* **The task**
Retype nothing but the lines running from the line that contains "What does this" to the last line, both ends included, and skip every image.

* **Material shown**
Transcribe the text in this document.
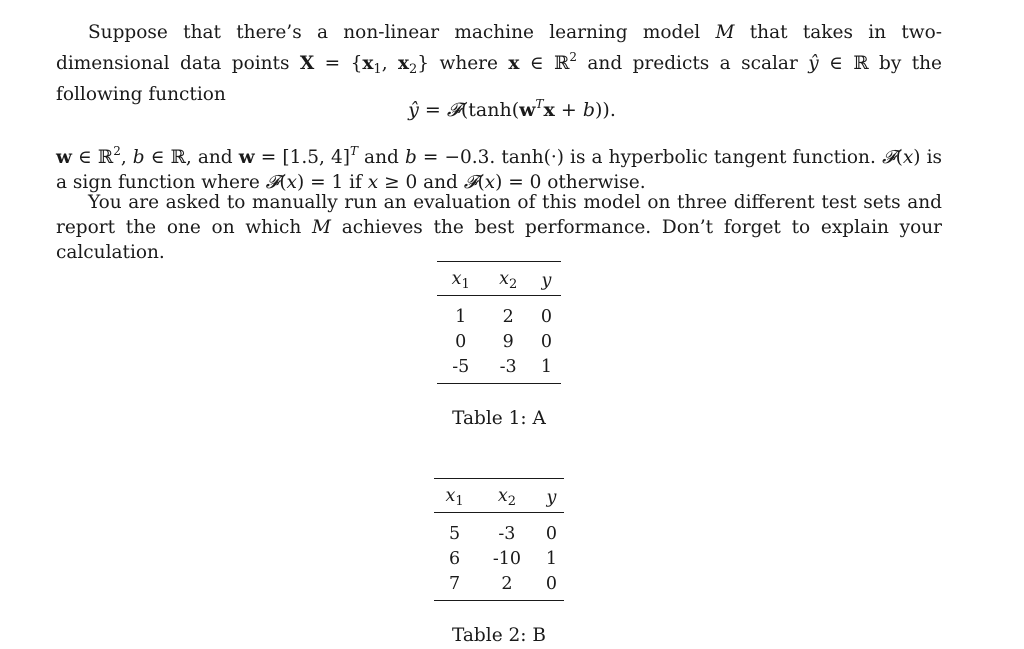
Suppose that there’s a non-linear machine learning model M that takes in two-dimensional data points $X = \{x_1$, $x_2$} where x ∈ ℝ$^2$ and predicts a scalar ŷ ∈ ℝ by the following function
ŷ = $𝓕(\tanh(w^Tx + b))$.
w ∈ ℝ$^2$, b ∈ ℝ, and w = [1.5, 4]$^T$ and b = −0.3. tanh(·) is a hyperbolic tangent function. 𝓕(x) is a sign function where 𝓕(x) = 1 if x ≥ 0 and 𝓕(x) = 0 otherwise.
You are asked to manually run an evaluation of this model on three different test sets and report the one on which M achieves the best performance. Don’t forget to explain your calculation.
$x_1$	$x_2$	y
1	2	0
0	9	0
-5	-3	1
Table 1: A
$x_1$	$x_2$	y
5	-3	0
6	-10	1
7	2	0
Table 2: B
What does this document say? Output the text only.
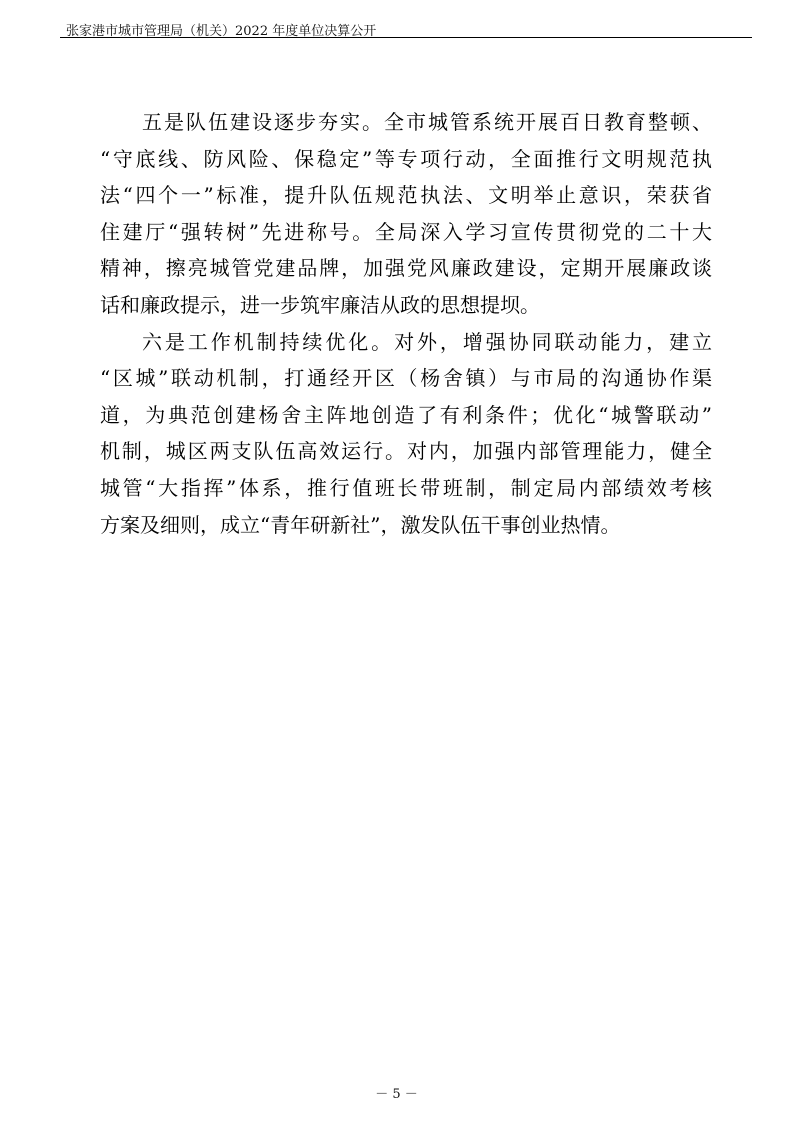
张家港市城市管理局（机关）2022 年度单位决算公开
五是队伍建设逐步夯实。全市城管系统开展百日教育整顿、
“守底线、防风险、保稳定”等专项行动，全面推行文明规范执
法“四个一”标准，提升队伍规范执法、文明举止意识，荣获省
住建厅“强转树”先进称号。全局深入学习宣传贯彻党的二十大
精神，擦亮城管党建品牌，加强党风廉政建设，定期开展廉政谈
话和廉政提示，进一步筑牢廉洁从政的思想提坝。
六是工作机制持续优化。对外，增强协同联动能力，建立
“区城”联动机制，打通经开区（杨舍镇）与市局的沟通协作渠
道，为典范创建杨舍主阵地创造了有利条件；优化“城警联动”
机制，城区两支队伍高效运行。对内，加强内部管理能力，健全
城管“大指挥”体系，推行值班长带班制，制定局内部绩效考核
方案及细则，成立“青年研新社”，激发队伍干事创业热情。
－ 5 －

* **Solution for this problem**
What does this document say? Output the text only.
张家港市城市管理局（机关）2022 年度单位决算公开
五是队伍建设逐步夯实。全市城管系统开展百日教育整顿、
“守底线、防风险、保稳定”等专项行动，全面推行文明规范执
法“四个一”标准，提升队伍规范执法、文明举止意识，荣获省
住建厅“强转树”先进称号。全局深入学习宣传贯彻党的二十大
精神，擦亮城管党建品牌，加强党风廉政建设，定期开展廉政谈
话和廉政提示，进一步筑牢廉洁从政的思想提坝。
六是工作机制持续优化。对外，增强协同联动能力，建立
“区城”联动机制，打通经开区（杨舍镇）与市局的沟通协作渠
道，为典范创建杨舍主阵地创造了有利条件；优化“城警联动”
机制，城区两支队伍高效运行。对内，加强内部管理能力，健全
城管“大指挥”体系，推行值班长带班制，制定局内部绩效考核
方案及细则，成立“青年研新社”，激发队伍干事创业热情。
－ 5 －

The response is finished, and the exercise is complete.